= OBJECTIVE =
Set down, in full, every record in the block.

-- begin --

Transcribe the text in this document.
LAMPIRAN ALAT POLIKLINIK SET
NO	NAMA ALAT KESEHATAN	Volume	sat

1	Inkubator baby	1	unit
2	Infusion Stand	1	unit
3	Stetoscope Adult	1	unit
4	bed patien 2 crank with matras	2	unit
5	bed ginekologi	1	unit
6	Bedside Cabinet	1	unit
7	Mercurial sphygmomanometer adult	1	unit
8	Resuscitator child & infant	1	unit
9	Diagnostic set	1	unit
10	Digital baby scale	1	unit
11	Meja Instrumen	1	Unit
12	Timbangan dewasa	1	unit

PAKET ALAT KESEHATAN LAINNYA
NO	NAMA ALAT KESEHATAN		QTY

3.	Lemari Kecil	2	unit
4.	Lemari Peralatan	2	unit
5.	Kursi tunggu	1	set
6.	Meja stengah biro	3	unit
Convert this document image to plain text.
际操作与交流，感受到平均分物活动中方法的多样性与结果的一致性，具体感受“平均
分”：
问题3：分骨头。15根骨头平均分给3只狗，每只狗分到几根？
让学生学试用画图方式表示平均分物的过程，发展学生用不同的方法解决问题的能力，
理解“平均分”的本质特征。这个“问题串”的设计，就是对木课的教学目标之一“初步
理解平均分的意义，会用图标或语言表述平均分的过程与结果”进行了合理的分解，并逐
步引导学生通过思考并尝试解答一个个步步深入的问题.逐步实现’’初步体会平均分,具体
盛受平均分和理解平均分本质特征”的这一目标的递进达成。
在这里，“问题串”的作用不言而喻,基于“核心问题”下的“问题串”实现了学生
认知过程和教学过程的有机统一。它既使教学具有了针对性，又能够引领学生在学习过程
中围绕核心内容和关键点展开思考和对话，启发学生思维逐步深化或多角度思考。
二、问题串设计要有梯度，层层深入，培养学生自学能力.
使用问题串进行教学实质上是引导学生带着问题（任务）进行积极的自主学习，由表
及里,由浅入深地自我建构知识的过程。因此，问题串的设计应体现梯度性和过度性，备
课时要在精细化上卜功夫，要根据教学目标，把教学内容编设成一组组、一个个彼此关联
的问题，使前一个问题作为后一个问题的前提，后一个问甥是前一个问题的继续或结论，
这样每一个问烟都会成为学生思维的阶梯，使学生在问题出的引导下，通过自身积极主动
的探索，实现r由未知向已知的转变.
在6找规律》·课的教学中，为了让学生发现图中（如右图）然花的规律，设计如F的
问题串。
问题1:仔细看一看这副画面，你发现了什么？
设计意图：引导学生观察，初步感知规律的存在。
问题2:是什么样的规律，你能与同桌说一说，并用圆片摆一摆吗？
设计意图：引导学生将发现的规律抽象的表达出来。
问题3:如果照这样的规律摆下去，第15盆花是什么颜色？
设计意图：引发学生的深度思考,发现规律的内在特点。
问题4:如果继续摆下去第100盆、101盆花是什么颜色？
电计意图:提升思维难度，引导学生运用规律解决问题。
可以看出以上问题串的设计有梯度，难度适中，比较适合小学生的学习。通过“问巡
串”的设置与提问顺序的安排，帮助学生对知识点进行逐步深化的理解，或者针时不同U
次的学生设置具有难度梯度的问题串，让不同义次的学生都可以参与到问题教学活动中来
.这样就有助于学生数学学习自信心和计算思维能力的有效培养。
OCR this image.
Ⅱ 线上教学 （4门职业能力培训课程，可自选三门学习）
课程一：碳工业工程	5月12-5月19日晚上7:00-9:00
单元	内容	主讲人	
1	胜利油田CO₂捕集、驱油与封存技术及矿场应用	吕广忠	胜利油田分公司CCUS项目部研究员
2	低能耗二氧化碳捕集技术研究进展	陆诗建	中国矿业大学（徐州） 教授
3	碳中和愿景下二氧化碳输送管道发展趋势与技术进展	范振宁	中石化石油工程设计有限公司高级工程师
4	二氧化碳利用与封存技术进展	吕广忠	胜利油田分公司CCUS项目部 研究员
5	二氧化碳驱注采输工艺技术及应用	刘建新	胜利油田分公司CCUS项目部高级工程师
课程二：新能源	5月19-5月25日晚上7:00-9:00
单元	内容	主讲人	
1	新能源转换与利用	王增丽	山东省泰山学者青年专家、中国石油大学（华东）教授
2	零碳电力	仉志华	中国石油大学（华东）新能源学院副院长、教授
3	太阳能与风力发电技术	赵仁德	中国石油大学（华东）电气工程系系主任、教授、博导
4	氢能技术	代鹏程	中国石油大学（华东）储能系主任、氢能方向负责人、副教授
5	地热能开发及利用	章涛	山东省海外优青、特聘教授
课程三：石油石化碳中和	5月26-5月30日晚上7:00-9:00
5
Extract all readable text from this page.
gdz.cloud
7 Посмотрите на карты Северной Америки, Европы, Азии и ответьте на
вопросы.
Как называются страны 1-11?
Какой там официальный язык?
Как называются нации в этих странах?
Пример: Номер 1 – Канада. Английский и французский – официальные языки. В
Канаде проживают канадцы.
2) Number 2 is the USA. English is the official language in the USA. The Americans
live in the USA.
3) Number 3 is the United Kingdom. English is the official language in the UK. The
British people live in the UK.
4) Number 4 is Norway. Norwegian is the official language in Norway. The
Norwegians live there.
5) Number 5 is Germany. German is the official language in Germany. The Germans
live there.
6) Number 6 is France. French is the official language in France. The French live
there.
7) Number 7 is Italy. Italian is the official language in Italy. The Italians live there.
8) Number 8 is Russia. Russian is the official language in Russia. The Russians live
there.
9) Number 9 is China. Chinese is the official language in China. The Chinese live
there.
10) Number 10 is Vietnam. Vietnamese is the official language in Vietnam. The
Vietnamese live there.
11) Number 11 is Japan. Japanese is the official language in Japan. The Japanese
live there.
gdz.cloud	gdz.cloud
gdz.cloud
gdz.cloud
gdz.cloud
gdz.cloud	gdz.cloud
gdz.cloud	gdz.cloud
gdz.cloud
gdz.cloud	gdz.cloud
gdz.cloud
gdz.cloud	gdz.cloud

-- end --

= RESPONSE FOR THIS EXERCISE =
Transcribe the text in this document.
LAMPIRAN ALAT POLIKLINIK SET
NO	NAMA ALAT KESEHATAN	Volume	sat

1	Inkubator baby	1	unit
2	Infusion Stand	1	unit
3	Stetoscope Adult	1	unit
4	bed patien 2 crank with matras	2	unit
5	bed ginekologi	1	unit
6	Bedside Cabinet	1	unit
7	Mercurial sphygmomanometer adult	1	unit
8	Resuscitator child & infant	1	unit
9	Diagnostic set	1	unit
10	Digital baby scale	1	unit
11	Meja Instrumen	1	Unit
12	Timbangan dewasa	1	unit

PAKET ALAT KESEHATAN LAINNYA
NO	NAMA ALAT KESEHATAN		QTY

3.	Lemari Kecil	2	unit
4.	Lemari Peralatan	2	unit
5.	Kursi tunggu	1	set
6.	Meja stengah biro	3	unit
Convert this document image to plain text.
际操作与交流，感受到平均分物活动中方法的多样性与结果的一致性，具体感受“平均
分”：
问题3：分骨头。15根骨头平均分给3只狗，每只狗分到几根？
让学生学试用画图方式表示平均分物的过程，发展学生用不同的方法解决问题的能力，
理解“平均分”的本质特征。这个“问题串”的设计，就是对木课的教学目标之一“初步
理解平均分的意义，会用图标或语言表述平均分的过程与结果”进行了合理的分解，并逐
步引导学生通过思考并尝试解答一个个步步深入的问题.逐步实现’’初步体会平均分,具体
盛受平均分和理解平均分本质特征”的这一目标的递进达成。
在这里，“问题串”的作用不言而喻,基于“核心问题”下的“问题串”实现了学生
认知过程和教学过程的有机统一。它既使教学具有了针对性，又能够引领学生在学习过程
中围绕核心内容和关键点展开思考和对话，启发学生思维逐步深化或多角度思考。
二、问题串设计要有梯度，层层深入，培养学生自学能力.
使用问题串进行教学实质上是引导学生带着问题（任务）进行积极的自主学习，由表
及里,由浅入深地自我建构知识的过程。因此，问题串的设计应体现梯度性和过度性，备
课时要在精细化上卜功夫，要根据教学目标，把教学内容编设成一组组、一个个彼此关联
的问题，使前一个问题作为后一个问题的前提，后一个问甥是前一个问题的继续或结论，
这样每一个问烟都会成为学生思维的阶梯，使学生在问题出的引导下，通过自身积极主动
的探索，实现r由未知向已知的转变.
在6找规律》·课的教学中，为了让学生发现图中（如右图）然花的规律，设计如F的
问题串。
问题1:仔细看一看这副画面，你发现了什么？
设计意图：引导学生观察，初步感知规律的存在。
问题2:是什么样的规律，你能与同桌说一说，并用圆片摆一摆吗？
设计意图：引导学生将发现的规律抽象的表达出来。
问题3:如果照这样的规律摆下去，第15盆花是什么颜色？
设计意图：引发学生的深度思考,发现规律的内在特点。
问题4:如果继续摆下去第100盆、101盆花是什么颜色？
电计意图:提升思维难度，引导学生运用规律解决问题。
可以看出以上问题串的设计有梯度，难度适中，比较适合小学生的学习。通过“问巡
串”的设置与提问顺序的安排，帮助学生对知识点进行逐步深化的理解，或者针时不同U
次的学生设置具有难度梯度的问题串，让不同义次的学生都可以参与到问题教学活动中来
.这样就有助于学生数学学习自信心和计算思维能力的有效培养。
OCR this image.
Ⅱ 线上教学 （4门职业能力培训课程，可自选三门学习）
课程一：碳工业工程	5月12-5月19日晚上7:00-9:00
单元	内容	主讲人	
1	胜利油田CO₂捕集、驱油与封存技术及矿场应用	吕广忠	胜利油田分公司CCUS项目部研究员
2	低能耗二氧化碳捕集技术研究进展	陆诗建	中国矿业大学（徐州） 教授
3	碳中和愿景下二氧化碳输送管道发展趋势与技术进展	范振宁	中石化石油工程设计有限公司高级工程师
4	二氧化碳利用与封存技术进展	吕广忠	胜利油田分公司CCUS项目部 研究员
5	二氧化碳驱注采输工艺技术及应用	刘建新	胜利油田分公司CCUS项目部高级工程师
课程二：新能源	5月19-5月25日晚上7:00-9:00
单元	内容	主讲人	
1	新能源转换与利用	王增丽	山东省泰山学者青年专家、中国石油大学（华东）教授
2	零碳电力	仉志华	中国石油大学（华东）新能源学院副院长、教授
3	太阳能与风力发电技术	赵仁德	中国石油大学（华东）电气工程系系主任、教授、博导
4	氢能技术	代鹏程	中国石油大学（华东）储能系主任、氢能方向负责人、副教授
5	地热能开发及利用	章涛	山东省海外优青、特聘教授
课程三：石油石化碳中和	5月26-5月30日晚上7:00-9:00
5
Extract all readable text from this page.
gdz.cloud
7 Посмотрите на карты Северной Америки, Европы, Азии и ответьте на
вопросы.
Как называются страны 1-11?
Какой там официальный язык?
Как называются нации в этих странах?
Пример: Номер 1 – Канада. Английский и французский – официальные языки. В
Канаде проживают канадцы.
2) Number 2 is the USA. English is the official language in the USA. The Americans
live in the USA.
3) Number 3 is the United Kingdom. English is the official language in the UK. The
British people live in the UK.
4) Number 4 is Norway. Norwegian is the official language in Norway. The
Norwegians live there.
5) Number 5 is Germany. German is the official language in Germany. The Germans
live there.
6) Number 6 is France. French is the official language in France. The French live
there.
7) Number 7 is Italy. Italian is the official language in Italy. The Italians live there.
8) Number 8 is Russia. Russian is the official language in Russia. The Russians live
there.
9) Number 9 is China. Chinese is the official language in China. The Chinese live
there.
10) Number 10 is Vietnam. Vietnamese is the official language in Vietnam. The
Vietnamese live there.
11) Number 11 is Japan. Japanese is the official language in Japan. The Japanese
live there.
gdz.cloud	gdz.cloud
gdz.cloud
gdz.cloud
gdz.cloud
gdz.cloud	gdz.cloud
gdz.cloud	gdz.cloud
gdz.cloud
gdz.cloud	gdz.cloud
gdz.cloud
gdz.cloud	gdz.cloud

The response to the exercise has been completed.